**** Excerpted data
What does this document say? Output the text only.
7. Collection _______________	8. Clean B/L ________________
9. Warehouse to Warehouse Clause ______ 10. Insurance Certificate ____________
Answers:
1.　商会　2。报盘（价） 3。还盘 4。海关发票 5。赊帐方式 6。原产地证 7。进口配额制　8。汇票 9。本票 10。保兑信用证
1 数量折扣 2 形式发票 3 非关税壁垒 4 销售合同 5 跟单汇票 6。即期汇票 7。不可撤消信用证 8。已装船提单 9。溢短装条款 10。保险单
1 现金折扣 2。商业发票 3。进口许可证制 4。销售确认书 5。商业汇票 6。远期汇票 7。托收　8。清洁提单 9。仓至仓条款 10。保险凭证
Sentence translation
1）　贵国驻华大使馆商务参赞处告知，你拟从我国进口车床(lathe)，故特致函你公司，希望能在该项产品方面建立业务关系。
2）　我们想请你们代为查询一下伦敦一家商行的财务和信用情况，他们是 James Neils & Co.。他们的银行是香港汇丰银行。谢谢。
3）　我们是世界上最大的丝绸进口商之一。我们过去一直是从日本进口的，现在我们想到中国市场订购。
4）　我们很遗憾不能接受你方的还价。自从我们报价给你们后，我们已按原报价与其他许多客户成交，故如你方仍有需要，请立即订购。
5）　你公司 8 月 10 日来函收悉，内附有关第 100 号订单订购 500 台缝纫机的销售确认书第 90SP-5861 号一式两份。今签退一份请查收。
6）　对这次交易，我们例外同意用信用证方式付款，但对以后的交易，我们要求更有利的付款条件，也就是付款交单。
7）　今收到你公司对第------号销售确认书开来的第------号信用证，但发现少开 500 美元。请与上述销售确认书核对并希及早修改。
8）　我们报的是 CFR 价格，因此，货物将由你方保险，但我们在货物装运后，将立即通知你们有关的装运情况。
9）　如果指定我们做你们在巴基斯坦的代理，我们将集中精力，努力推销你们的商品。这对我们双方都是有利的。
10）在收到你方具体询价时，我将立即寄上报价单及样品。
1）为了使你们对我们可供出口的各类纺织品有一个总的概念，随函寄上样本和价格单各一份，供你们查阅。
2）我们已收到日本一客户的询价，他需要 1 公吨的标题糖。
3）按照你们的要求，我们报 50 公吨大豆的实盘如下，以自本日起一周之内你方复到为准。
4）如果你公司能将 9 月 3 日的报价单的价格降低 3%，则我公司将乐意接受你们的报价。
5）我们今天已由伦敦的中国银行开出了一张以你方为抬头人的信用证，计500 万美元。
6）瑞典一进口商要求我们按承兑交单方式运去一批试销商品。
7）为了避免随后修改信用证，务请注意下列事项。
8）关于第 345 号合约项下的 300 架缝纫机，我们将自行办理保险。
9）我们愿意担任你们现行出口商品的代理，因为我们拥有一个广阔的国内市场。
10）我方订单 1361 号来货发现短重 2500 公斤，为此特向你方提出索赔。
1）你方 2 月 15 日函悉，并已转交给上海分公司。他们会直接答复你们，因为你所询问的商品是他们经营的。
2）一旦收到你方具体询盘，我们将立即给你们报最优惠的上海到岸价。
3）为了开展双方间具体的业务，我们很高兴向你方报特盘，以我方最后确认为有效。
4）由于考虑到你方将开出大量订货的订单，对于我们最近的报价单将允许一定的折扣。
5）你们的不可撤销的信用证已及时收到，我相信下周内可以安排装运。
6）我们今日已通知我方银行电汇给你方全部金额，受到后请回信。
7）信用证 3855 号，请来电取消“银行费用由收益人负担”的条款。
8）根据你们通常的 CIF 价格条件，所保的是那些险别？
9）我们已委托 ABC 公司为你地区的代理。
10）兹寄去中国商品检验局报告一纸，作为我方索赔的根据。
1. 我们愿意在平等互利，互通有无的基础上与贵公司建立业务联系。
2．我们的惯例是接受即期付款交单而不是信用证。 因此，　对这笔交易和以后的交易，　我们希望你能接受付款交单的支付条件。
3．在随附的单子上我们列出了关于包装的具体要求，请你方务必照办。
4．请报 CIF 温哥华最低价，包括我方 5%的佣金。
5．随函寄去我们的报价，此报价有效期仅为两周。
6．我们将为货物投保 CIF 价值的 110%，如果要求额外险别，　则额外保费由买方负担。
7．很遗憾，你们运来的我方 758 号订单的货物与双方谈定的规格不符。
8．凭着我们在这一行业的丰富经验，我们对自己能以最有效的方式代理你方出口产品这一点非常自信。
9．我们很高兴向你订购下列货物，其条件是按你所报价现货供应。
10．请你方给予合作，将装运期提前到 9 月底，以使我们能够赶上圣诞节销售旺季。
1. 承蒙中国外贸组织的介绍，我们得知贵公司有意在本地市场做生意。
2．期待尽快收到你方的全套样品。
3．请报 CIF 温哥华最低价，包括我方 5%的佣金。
********
**Task statement:**
Scan the material above for the string "温哥华最低价" and report each line where you find it.

**Task response:**
4．请报 CIF 温哥华最低价，包括我方 5%的佣金。
3．请报 CIF 温哥华最低价，包括我方 5%的佣金。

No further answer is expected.